## Your instructions
For every line in the records that has the word "JSON", make a copy.

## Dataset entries
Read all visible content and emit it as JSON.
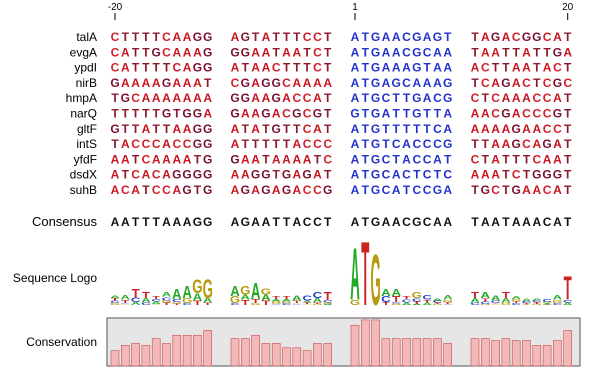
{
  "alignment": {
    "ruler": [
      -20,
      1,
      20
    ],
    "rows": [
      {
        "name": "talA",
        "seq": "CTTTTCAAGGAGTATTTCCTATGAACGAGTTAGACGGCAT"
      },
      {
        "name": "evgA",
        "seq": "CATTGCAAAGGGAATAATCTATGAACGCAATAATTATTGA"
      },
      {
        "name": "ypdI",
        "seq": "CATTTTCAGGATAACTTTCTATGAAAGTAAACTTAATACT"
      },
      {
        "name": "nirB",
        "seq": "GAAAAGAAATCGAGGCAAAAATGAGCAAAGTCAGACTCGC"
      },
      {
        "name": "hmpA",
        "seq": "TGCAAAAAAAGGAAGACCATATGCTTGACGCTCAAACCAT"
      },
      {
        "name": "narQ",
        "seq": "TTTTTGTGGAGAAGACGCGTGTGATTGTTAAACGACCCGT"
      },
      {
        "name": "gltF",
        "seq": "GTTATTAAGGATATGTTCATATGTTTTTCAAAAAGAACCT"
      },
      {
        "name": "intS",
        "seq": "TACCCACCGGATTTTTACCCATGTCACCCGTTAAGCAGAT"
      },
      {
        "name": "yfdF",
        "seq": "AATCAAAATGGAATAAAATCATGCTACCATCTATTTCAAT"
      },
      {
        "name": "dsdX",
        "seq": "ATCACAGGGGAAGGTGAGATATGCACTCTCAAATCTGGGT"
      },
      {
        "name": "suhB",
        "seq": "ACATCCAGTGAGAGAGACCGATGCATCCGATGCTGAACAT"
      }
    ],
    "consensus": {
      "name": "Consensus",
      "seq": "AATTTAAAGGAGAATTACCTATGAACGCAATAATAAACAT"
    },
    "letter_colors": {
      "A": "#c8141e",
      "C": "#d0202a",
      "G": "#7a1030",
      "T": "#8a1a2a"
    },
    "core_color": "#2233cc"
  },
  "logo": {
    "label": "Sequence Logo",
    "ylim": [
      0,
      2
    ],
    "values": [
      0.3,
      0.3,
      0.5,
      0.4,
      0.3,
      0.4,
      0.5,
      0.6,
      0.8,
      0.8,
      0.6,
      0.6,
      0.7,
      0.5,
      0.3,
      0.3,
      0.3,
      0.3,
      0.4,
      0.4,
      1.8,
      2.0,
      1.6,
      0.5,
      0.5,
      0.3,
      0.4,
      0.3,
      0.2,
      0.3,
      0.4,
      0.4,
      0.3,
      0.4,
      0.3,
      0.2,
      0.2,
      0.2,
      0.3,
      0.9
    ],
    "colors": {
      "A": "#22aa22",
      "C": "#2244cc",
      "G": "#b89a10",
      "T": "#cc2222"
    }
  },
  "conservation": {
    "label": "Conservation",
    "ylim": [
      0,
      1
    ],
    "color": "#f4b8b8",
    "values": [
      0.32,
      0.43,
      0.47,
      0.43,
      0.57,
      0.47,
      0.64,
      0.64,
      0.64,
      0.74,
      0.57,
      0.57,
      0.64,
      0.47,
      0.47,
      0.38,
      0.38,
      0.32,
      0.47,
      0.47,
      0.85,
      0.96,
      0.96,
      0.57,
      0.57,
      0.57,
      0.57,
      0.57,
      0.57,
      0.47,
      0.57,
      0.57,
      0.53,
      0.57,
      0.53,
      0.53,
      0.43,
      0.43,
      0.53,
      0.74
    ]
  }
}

* * *

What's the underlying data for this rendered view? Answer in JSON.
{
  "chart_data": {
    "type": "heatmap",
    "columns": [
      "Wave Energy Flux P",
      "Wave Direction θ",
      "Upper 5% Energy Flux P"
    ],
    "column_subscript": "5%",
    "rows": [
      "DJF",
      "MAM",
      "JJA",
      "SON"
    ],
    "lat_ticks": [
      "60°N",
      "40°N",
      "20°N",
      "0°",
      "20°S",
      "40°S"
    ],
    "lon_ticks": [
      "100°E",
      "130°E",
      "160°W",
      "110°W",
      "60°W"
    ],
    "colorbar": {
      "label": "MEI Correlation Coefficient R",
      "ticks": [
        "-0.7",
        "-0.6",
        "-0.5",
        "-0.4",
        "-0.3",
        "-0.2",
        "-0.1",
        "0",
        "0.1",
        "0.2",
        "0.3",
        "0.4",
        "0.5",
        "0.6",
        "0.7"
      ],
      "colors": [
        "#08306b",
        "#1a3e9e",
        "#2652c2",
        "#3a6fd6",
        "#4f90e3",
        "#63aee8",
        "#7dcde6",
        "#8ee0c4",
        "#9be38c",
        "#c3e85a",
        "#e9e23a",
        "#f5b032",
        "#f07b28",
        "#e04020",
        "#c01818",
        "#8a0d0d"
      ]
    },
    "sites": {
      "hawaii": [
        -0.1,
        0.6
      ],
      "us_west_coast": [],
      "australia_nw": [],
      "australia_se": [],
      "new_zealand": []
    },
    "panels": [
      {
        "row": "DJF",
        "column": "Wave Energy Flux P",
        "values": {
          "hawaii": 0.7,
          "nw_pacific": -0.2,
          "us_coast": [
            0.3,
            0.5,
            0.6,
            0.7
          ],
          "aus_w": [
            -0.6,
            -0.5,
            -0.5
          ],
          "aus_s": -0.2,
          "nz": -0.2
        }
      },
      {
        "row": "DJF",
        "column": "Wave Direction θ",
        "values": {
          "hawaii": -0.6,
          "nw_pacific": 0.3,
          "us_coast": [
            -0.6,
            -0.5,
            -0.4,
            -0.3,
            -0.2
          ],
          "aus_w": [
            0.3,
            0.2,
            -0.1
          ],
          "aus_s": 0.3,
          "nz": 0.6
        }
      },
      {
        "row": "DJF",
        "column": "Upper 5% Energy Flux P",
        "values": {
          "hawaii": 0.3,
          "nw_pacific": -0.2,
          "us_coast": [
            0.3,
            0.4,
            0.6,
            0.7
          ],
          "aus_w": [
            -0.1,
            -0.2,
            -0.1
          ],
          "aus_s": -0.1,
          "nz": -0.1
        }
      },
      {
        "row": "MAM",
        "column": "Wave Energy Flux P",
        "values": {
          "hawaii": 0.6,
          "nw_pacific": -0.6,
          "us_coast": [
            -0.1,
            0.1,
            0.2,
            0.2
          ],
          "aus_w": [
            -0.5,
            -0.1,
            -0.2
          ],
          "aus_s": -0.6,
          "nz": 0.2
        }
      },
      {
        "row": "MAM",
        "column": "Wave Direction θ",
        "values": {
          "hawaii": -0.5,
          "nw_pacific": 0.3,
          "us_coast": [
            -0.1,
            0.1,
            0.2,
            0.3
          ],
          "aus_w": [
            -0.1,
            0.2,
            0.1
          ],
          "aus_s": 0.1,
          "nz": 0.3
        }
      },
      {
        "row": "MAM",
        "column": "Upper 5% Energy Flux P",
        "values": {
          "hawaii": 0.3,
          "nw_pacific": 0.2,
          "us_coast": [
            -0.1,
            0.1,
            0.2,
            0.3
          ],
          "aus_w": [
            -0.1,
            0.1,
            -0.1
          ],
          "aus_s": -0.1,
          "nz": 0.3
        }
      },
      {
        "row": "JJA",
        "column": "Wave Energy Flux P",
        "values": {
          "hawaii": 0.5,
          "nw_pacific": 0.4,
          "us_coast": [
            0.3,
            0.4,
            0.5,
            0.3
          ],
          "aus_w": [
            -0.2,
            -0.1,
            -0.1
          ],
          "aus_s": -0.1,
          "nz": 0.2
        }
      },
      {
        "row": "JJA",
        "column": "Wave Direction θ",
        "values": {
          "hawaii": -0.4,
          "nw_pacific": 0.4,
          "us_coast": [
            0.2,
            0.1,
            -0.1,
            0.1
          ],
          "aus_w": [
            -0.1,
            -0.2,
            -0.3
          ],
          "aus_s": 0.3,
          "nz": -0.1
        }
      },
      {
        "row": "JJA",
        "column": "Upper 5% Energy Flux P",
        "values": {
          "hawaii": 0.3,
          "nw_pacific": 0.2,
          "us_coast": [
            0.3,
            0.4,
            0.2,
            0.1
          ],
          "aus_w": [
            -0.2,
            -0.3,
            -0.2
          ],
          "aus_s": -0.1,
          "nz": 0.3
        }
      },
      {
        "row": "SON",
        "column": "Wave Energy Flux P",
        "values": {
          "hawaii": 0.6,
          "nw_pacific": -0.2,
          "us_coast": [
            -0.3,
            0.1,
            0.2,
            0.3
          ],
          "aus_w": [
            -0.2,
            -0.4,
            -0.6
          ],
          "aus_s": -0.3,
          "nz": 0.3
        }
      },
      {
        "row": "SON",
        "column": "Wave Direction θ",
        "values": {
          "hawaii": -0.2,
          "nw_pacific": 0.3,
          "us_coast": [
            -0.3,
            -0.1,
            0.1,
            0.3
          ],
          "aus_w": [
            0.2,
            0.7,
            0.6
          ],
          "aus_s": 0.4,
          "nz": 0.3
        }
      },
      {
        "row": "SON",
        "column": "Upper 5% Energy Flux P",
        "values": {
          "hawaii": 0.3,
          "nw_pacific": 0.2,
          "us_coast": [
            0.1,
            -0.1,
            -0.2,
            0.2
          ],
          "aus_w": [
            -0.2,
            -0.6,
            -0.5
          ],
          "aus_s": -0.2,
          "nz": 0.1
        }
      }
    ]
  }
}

## Exercise response
Read all visible content and emit it as JSON.
What's the underlying data for this rendered view? Answer in JSON.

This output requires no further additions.